Report every line from the material that contains the word "Materials".

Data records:
* START *
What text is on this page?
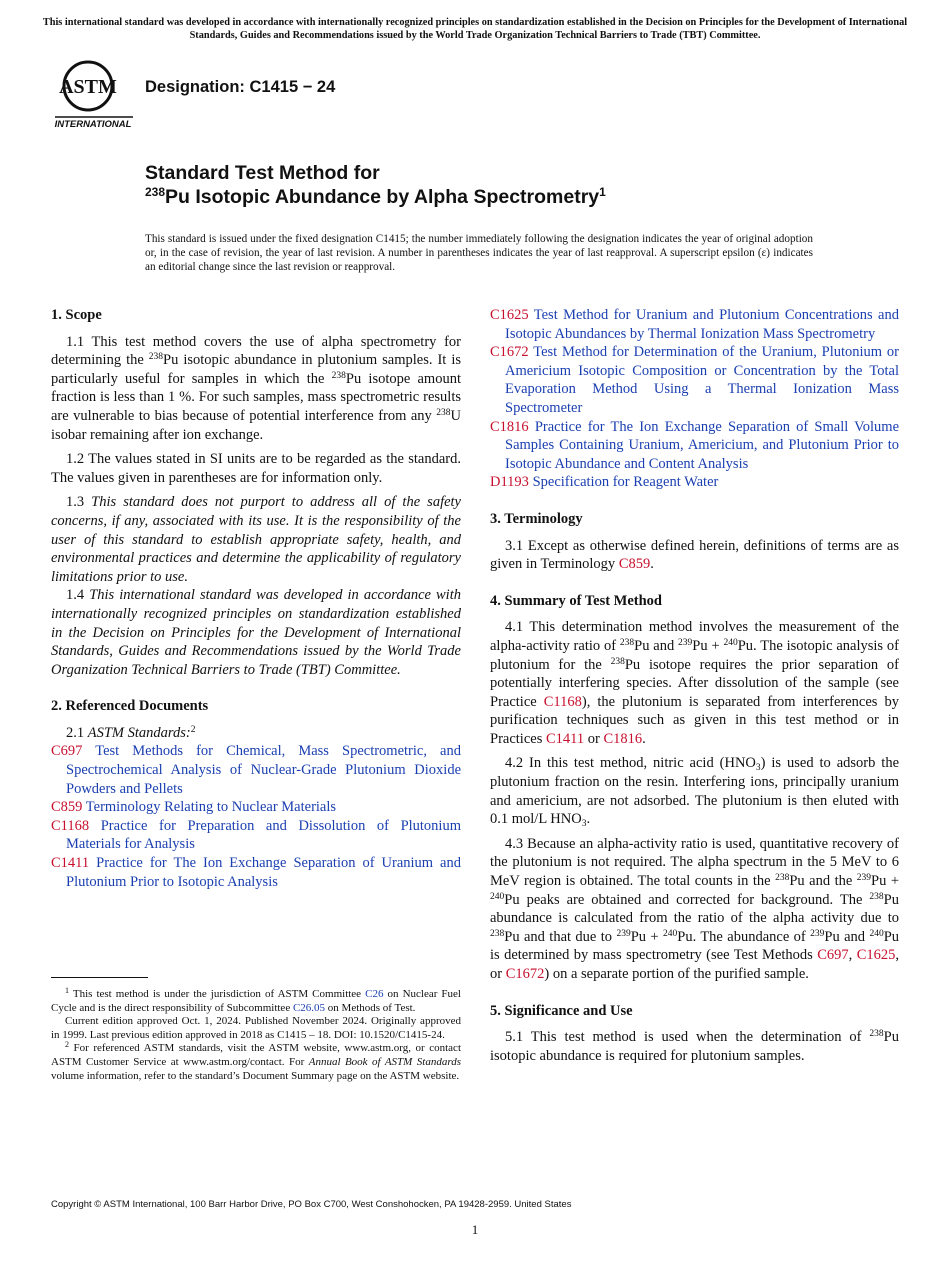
This international standard was developed in accordance with internationally recognized principles on standardization established in the Decision on Principles for the Development of International Standards, Guides and Recommendations issued by the World Trade Organization Technical Barriers to Trade (TBT) Committee.
ASTM
INTERNATIONAL
Designation: C1415 − 24
Standard Test Method for
$^{238}$Pu Isotopic Abundance by Alpha Spectrometry$^1$
This standard is issued under the fixed designation C1415; the number immediately following the designation indicates the year of original adoption or, in the case of revision, the year of last revision. A number in parentheses indicates the year of last reapproval. A superscript epsilon (ε) indicates an editorial change since the last revision or reapproval.
1. Scope
1.1 This test method covers the use of alpha spectrometry for determining the $^{238}$Pu isotopic abundance in plutonium samples. It is particularly useful for samples in which the $^{238}$Pu isotope amount fraction is less than 1 %. For such samples, mass spectrometric results are vulnerable to bias because of potential interference from any $^{238}$U isobar remaining after ion exchange.
1.2 The values stated in SI units are to be regarded as the standard. The values given in parentheses are for information only.
1.3 This standard does not purport to address all of the safety concerns, if any, associated with its use. It is the responsibility of the user of this standard to establish appropriate safety, health, and environmental practices and determine the applicability of regulatory limitations prior to use.
1.4 This international standard was developed in accordance with internationally recognized principles on standardization established in the Decision on Principles for the Development of International Standards, Guides and Recommendations issued by the World Trade Organization Technical Barriers to Trade (TBT) Committee.
2. Referenced Documents
2.1 ASTM Standards:$^2$
C697 Test Methods for Chemical, Mass Spectrometric, and Spectrochemical Analysis of Nuclear-Grade Plutonium Dioxide Powders and Pellets
C859 Terminology Relating to Nuclear Materials
C1168 Practice for Preparation and Dissolution of Plutonium Materials for Analysis
C1411 Practice for The Ion Exchange Separation of Uranium and Plutonium Prior to Isotopic Analysis
$^1$ This test method is under the jurisdiction of ASTM Committee C26 on Nuclear Fuel Cycle and is the direct responsibility of Subcommittee C26.05 on Methods of Test.
Current edition approved Oct. 1, 2024. Published November 2024. Originally approved in 1999. Last previous edition approved in 2018 as C1415 – 18. DOI: 10.1520/C1415-24.
$^2$ For referenced ASTM standards, visit the ASTM website, www.astm.org, or contact ASTM Customer Service at www.astm.org/contact. For Annual Book of ASTM Standards volume information, refer to the standard’s Document Summary page on the ASTM website.
C1625 Test Method for Uranium and Plutonium Concentrations and Isotopic Abundances by Thermal Ionization Mass Spectrometry
C1672 Test Method for Determination of the Uranium, Plutonium or Americium Isotopic Composition or Concentration by the Total Evaporation Method Using a Thermal Ionization Mass Spectrometer
C1816 Practice for The Ion Exchange Separation of Small Volume Samples Containing Uranium, Americium, and Plutonium Prior to Isotopic Abundance and Content Analysis
D1193 Specification for Reagent Water
3. Terminology
3.1 Except as otherwise defined herein, definitions of terms are as given in Terminology C859.
4. Summary of Test Method
4.1 This determination method involves the measurement of the alpha-activity ratio of $^{238}$Pu and $^{239}$Pu + $^{240}$Pu. The isotopic analysis of plutonium for the $^{238}$Pu isotope requires the prior separation of potentially interfering species. After dissolution of the sample (see Practice C1168), the plutonium is separated from interferences by purification techniques such as given in this test method or in Practices C1411 or C1816.
4.2 In this test method, nitric acid $(HNO_3)$ is used to adsorb the plutonium fraction on the resin. Interfering ions, principally uranium and americium, are not adsorbed. The plutonium is then eluted with 0.1 mol/L $HNO_3$.
4.3 Because an alpha-activity ratio is used, quantitative recovery of the plutonium is not required. The alpha spectrum in the 5 MeV to 6 MeV region is obtained. The total counts in the $^{238}$Pu and the $^{239}$Pu + $^{240}$Pu peaks are obtained and corrected for background. The $^{238}$Pu abundance is calculated from the ratio of the alpha activity due to $^{238}$Pu and that due to $^{239}$Pu + $^{240}$Pu. The abundance of $^{239}$Pu and $^{240}$Pu is determined by mass spectrometry (see Test Methods C697, C1625, or C1672) on a separate portion of the purified sample.
5. Significance and Use
5.1 This test method is used when the determination of $^{238}$Pu isotopic abundance is required for plutonium samples.
Copyright © ASTM International, 100 Barr Harbor Drive, PO Box C700, West Conshohocken, PA 19428-2959. United States
1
* END *
Solution to the problem:
C859 Terminology Relating to Nuclear Materials
C1168 Practice for Preparation and Dissolution of Plutonium Materials for Analysis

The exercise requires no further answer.